Written request a »
Answer from the article on evaluating interview skills in a content manager:
(i) Which two skills does it say are likely top of mind when hiring a content manager?
(ii) What term does it use for the hiring stage in which a candidate performs an activity approximating a common task of the role?
(iii) How long can the candidate's interview with the internal expert last?

Selected text »
How to Evaluate Interview Skills in a Potential Content Manager
When I first started in content marketing, the idea of interviewing someone sent my anxiety through the roof.
I used to think: I’m not Oprah. I’m not Barbara Walters, David Frost, or James Lipton.
I was worried about not asking the right questions, digging deep enough, or sounding “stupid.” Thankfully, this was mainly imposter syndrome at play, but my worry wasn’t without reason.
When it comes to hiring a content manager, two skills are likely top of mind for you: writing and editing. Content managers have to be able to deliver a well-written, engaging piece of content to attract the traffic, leads, and sales your business needs to achieve its goals.
But the buck doesn’t stop there.
One important skill that often gets glossed over is the ability to interview others as easily as you breathe, effortlessly extracting incredible stories from those around you.
Over the last decade, we’ve not only learned the true value of this skill but come to champion it as an essential piece of content marketing success with our clients as well.
We've also helped hire hundreds of first-class content managers for our own team and for businesses around the world.
In this article, I’ll share how by diving into:
- Why interview skills are so important in a content manager
- How to evaluate the interview skills of a potential content manager
- What skills you should be looking for
- Finding your perfect match
Why interview skills are so important in a content manager
Content marketing is all about building trust in your business and those who work in it. Content needs to share your knowledge and unique perspectives while answering the questions your audience is asking.
Great content helps educate and empower your audience to make the best purchase decisions for themselves — it doesn’t just shove your sales pitch down their throats.
This is your content manager’s primary responsibility.
Now, your content manager likely won’t be an expert in everything you need them to be writing about. This is especially true if they are not from your industry — but they don’t have to be.
In addition to the ability to research, a great content manager needs to be a skilled interviewer who can gather insights and knowledge from experts on your team for the content they create.
If they aren’t, you risk not getting the full information from your team and putting out inaccurate or lackluster content that doesn’t deliver any value, attract traffic, or build trust.
How to evaluate interview skills in a content manager
Now that you know why you need a great interviewer, how do you find them?
If you've read anything about our hiring process for marketers here at IMPACT, the term "situational activity" should be familiar to you.
For those who haven't heard of it before, the term simply refers to a stage in the hiring process during which we have a job candidate participate in an activity that approximates a common situation or task they'll be asked to complete through the duties of their potential role.
This will give you a glimpse into how the candidate will actually perform on the job rather than relying on gut feelings, references, resumé, or carefully curated portfolios.
It also gives candidates an opportunity to see what kind of work they will be involved in and the standards you’re looking for.
In the case of a content manager position, here is the activity we put our candidates through:
- The job candidate is scheduled to interview an internal expert on our team to whom they have never spoken before.
- The interview can last up to 30 minutes and takes place over video (we use Zoom for our video conferencing). It should be recorded.
- They are told in advance what the topic will be. For example, in the past, ours has been "How to Create Content Like a Thought Leader."

(Bounding box entries)
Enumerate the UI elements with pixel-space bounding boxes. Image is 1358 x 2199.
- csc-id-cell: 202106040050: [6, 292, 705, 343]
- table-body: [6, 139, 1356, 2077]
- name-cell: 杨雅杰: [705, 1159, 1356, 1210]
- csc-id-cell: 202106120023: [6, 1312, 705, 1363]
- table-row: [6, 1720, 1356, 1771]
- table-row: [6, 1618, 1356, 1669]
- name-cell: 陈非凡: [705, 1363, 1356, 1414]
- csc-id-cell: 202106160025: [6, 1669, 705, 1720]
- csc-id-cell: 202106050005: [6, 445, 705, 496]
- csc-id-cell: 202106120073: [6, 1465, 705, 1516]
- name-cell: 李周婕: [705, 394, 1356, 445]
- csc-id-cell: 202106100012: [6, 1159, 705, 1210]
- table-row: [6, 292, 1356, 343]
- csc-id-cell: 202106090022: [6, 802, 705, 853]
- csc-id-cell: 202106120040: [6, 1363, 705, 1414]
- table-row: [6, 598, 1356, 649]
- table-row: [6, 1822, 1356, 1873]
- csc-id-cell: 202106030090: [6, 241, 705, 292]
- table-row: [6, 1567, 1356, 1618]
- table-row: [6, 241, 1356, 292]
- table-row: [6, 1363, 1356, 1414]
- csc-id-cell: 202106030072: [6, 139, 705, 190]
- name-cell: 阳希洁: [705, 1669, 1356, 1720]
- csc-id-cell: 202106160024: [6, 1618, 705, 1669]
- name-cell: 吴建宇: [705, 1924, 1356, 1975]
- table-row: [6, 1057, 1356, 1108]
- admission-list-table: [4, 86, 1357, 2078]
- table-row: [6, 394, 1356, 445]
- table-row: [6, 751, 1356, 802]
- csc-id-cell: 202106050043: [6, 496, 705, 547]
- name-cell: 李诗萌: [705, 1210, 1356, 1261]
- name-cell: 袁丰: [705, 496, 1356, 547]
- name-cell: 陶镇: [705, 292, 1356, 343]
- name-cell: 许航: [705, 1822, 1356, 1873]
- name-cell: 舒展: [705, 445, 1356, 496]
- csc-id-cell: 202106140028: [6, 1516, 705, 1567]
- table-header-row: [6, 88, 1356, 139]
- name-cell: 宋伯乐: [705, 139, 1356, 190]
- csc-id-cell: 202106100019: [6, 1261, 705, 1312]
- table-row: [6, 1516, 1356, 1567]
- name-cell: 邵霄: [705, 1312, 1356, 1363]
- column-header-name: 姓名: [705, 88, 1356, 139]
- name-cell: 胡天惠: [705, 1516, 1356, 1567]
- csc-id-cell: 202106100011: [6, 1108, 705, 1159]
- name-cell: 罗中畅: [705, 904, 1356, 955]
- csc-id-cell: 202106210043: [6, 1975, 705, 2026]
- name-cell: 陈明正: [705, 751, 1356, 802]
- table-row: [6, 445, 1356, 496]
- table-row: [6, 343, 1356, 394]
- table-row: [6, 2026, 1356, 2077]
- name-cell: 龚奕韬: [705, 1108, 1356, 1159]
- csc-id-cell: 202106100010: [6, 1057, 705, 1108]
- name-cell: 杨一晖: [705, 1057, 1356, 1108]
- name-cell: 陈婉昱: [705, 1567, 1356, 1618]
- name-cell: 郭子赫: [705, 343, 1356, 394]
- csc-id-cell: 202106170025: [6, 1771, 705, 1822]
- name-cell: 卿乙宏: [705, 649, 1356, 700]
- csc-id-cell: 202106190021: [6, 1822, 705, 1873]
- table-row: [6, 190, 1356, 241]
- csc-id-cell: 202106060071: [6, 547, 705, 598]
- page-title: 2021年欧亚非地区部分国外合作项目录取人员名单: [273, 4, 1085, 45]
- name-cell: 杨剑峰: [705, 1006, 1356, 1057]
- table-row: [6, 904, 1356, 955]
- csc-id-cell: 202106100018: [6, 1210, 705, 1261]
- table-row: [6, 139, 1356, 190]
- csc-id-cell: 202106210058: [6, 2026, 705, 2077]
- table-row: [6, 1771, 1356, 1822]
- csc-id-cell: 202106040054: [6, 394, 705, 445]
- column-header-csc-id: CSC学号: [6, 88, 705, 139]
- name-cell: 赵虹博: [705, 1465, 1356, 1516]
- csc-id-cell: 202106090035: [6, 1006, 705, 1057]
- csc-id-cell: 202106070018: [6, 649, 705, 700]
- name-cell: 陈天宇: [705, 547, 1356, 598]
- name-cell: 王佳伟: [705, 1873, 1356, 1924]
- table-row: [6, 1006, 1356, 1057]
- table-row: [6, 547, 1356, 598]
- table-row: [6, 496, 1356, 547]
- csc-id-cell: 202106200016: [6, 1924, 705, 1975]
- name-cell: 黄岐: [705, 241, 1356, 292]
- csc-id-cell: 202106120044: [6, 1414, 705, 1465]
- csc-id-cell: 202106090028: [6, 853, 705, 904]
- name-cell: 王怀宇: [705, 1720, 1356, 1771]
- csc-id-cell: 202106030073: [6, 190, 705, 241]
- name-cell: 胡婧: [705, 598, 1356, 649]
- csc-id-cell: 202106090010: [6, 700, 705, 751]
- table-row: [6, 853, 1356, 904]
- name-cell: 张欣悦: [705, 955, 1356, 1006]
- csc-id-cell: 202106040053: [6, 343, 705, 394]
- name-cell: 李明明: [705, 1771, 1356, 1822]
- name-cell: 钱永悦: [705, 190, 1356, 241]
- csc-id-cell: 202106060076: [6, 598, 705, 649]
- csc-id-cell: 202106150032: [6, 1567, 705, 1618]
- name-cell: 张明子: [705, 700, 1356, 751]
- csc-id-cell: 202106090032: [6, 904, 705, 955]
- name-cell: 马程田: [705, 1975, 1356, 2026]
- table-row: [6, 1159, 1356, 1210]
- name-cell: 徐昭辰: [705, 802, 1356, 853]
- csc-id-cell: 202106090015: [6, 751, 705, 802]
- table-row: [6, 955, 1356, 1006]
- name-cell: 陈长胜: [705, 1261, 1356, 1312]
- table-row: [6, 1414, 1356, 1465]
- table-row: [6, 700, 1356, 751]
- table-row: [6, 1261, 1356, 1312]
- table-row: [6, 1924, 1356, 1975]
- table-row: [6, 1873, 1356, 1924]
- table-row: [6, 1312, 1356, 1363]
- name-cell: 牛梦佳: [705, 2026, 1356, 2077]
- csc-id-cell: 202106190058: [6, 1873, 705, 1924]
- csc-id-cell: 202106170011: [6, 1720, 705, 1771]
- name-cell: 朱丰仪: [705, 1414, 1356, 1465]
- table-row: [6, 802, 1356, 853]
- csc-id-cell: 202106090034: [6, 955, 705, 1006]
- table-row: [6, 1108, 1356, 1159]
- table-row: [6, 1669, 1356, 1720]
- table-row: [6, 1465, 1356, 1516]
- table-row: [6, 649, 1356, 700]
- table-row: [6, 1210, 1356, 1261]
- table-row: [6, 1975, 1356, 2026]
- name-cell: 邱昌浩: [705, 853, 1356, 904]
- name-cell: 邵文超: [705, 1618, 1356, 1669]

Written request b » Lay out the bounding box entries as a JSON list of strings, one per line, skipping blank lines, for the stretch from the start of the entries through the line containing "- table-row: [6, 598, 1356, 649]".

Problem solution a »
(i) Writing and editing.
(ii) Situational activity.
(iii) Up to 30 minutes.

Problem solution b »
[
  "Enumerate the UI elements with pixel-space bounding boxes. Image is 1358 x 2199.",
  "- csc-id-cell: 202106040050: [6, 292, 705, 343]",
  "- table-body: [6, 139, 1356, 2077]",
  "- name-cell: 杨雅杰: [705, 1159, 1356, 1210]",
  "- csc-id-cell: 202106120023: [6, 1312, 705, 1363]",
  "- table-row: [6, 1720, 1356, 1771]",
  "- table-row: [6, 1618, 1356, 1669]",
  "- name-cell: 陈非凡: [705, 1363, 1356, 1414]",
  "- csc-id-cell: 202106160025: [6, 1669, 705, 1720]",
  "- csc-id-cell: 202106050005: [6, 445, 705, 496]",
  "- csc-id-cell: 202106120073: [6, 1465, 705, 1516]",
  "- name-cell: 李周婕: [705, 394, 1356, 445]",
  "- csc-id-cell: 202106100012: [6, 1159, 705, 1210]",
  "- table-row: [6, 292, 1356, 343]",
  "- csc-id-cell: 202106090022: [6, 802, 705, 853]",
  "- csc-id-cell: 202106120040: [6, 1363, 705, 1414]",
  "- table-row: [6, 598, 1356, 649]"
]